Go through the material below and copy each line where the word "title" appears.

▼

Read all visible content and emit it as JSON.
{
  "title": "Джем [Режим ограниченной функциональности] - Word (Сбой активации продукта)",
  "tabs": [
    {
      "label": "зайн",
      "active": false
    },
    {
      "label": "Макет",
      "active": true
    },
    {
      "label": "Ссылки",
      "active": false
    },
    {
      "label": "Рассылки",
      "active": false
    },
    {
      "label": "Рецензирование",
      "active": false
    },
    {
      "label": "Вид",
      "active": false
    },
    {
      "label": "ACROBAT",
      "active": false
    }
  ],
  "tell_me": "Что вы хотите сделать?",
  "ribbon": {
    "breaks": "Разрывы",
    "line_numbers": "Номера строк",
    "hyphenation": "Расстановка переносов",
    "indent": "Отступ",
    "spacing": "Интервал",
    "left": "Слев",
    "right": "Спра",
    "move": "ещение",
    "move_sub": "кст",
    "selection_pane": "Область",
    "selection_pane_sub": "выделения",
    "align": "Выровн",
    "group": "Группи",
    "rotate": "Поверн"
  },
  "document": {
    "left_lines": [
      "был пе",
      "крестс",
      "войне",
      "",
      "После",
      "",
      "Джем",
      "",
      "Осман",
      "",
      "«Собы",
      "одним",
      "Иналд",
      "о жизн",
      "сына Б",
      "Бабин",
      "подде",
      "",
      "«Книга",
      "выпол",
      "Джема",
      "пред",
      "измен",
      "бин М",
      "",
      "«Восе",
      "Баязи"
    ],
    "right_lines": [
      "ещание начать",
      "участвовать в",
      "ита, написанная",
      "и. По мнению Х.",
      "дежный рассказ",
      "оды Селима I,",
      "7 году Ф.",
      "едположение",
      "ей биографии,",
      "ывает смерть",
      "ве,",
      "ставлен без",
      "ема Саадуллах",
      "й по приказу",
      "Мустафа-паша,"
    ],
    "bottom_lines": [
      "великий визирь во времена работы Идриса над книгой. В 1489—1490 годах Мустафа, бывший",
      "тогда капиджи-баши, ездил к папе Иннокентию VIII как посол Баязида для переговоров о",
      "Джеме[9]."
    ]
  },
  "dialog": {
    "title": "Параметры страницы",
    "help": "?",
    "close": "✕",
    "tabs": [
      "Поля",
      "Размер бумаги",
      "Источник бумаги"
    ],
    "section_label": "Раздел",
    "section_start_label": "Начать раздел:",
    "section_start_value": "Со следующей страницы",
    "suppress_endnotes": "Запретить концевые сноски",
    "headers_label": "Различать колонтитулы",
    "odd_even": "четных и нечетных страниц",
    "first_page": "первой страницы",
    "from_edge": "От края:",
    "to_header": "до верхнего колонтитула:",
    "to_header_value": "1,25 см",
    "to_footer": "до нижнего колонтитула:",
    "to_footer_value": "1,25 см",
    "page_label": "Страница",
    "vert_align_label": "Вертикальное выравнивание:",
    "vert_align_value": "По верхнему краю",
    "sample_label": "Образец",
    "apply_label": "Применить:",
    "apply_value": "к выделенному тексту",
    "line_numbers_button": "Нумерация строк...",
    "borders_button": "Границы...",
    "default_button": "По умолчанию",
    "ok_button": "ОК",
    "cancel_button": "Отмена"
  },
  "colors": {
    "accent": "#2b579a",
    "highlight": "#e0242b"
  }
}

▲

Task answer:
  "title": "Джем [Режим ограниченной функциональности] - Word (Сбой активации продукта)",
    "title": "Параметры страницы",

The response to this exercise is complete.